**WHAT IS BEING ASKED**
Give an exact copy of every line, leaving images out.

____

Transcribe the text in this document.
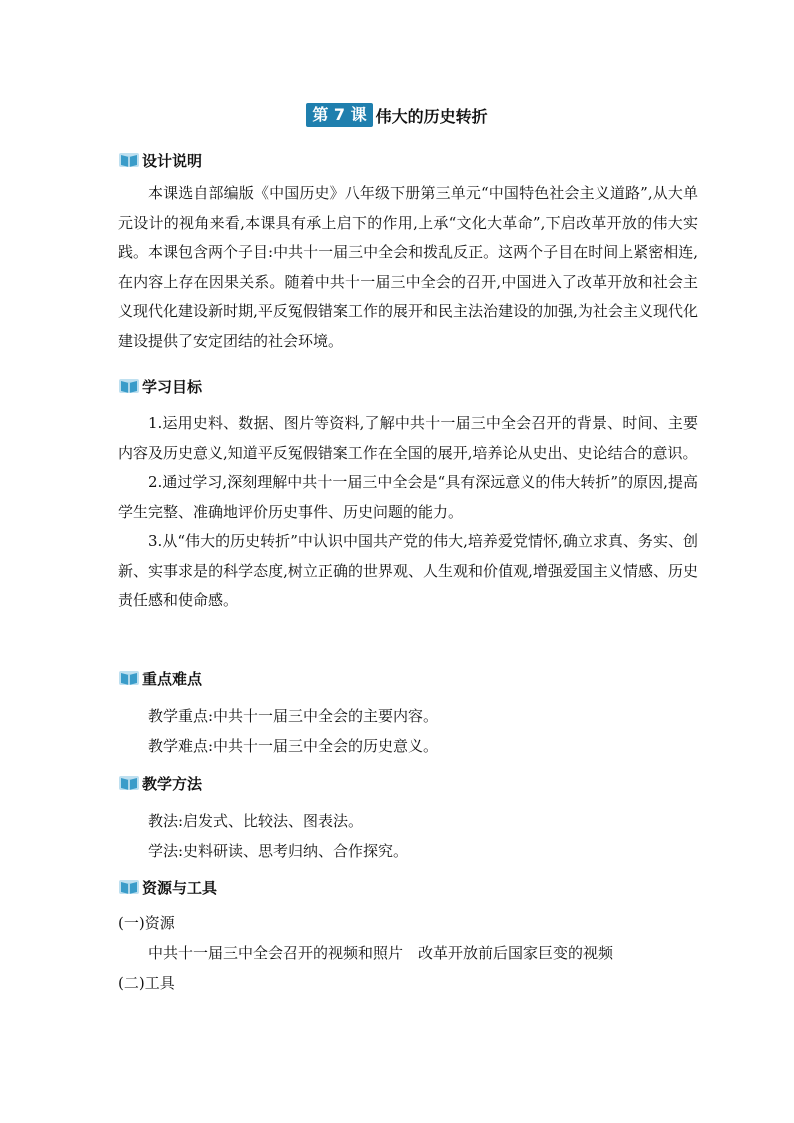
第 7 课 伟大的历史转折
设计说明

本课选自部编版《中国历史》八年级下册第三单元“中国特色社会主义道路”,从大单元设计的视角来看,本课具有承上启下的作用,上承“文化大革命”,下启改革开放的伟大实践。本课包含两个子目:中共十一届三中全会和拨乱反正。这两个子目在时间上紧密相连,在内容上存在因果关系。随着中共十一届三中全会的召开,中国进入了改革开放和社会主义现代化建设新时期,平反冤假错案工作的展开和民主法治建设的加强,为社会主义现代化建设提供了安定团结的社会环境。

学习目标

1.运用史料、数据、图片等资料,了解中共十一届三中全会召开的背景、时间、主要内容及历史意义,知道平反冤假错案工作在全国的展开,培养论从史出、史论结合的意识。

2.通过学习,深刻理解中共十一届三中全会是“具有深远意义的伟大转折”的原因,提高学生完整、准确地评价历史事件、历史问题的能力。

3.从“伟大的历史转折”中认识中国共产党的伟大,培养爱党情怀,确立求真、务实、创新、实事求是的科学态度,树立正确的世界观、人生观和价值观,增强爱国主义情感、历史责任感和使命感。

重点难点

教学重点:中共十一届三中全会的主要内容。

教学难点:中共十一届三中全会的历史意义。

教学方法

教法:启发式、比较法、图表法。

学法:史料研读、思考归纳、合作探究。

资源与工具

(一)资源

中共十一届三中全会召开的视频和照片　改革开放前后国家巨变的视频

(二)工具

____

**TASK RESPONSE**
Transcribe the text in this document.
第 7 课 伟大的历史转折
设计说明

本课选自部编版《中国历史》八年级下册第三单元“中国特色社会主义道路”,从大单元设计的视角来看,本课具有承上启下的作用,上承“文化大革命”,下启改革开放的伟大实践。本课包含两个子目:中共十一届三中全会和拨乱反正。这两个子目在时间上紧密相连,在内容上存在因果关系。随着中共十一届三中全会的召开,中国进入了改革开放和社会主义现代化建设新时期,平反冤假错案工作的展开和民主法治建设的加强,为社会主义现代化建设提供了安定团结的社会环境。

学习目标

1.运用史料、数据、图片等资料,了解中共十一届三中全会召开的背景、时间、主要内容及历史意义,知道平反冤假错案工作在全国的展开,培养论从史出、史论结合的意识。

2.通过学习,深刻理解中共十一届三中全会是“具有深远意义的伟大转折”的原因,提高学生完整、准确地评价历史事件、历史问题的能力。

3.从“伟大的历史转折”中认识中国共产党的伟大,培养爱党情怀,确立求真、务实、创新、实事求是的科学态度,树立正确的世界观、人生观和价值观,增强爱国主义情感、历史责任感和使命感。

重点难点

教学重点:中共十一届三中全会的主要内容。

教学难点:中共十一届三中全会的历史意义。

教学方法

教法:启发式、比较法、图表法。

学法:史料研读、思考归纳、合作探究。

资源与工具

(一)资源

中共十一届三中全会召开的视频和照片　改革开放前后国家巨变的视频

(二)工具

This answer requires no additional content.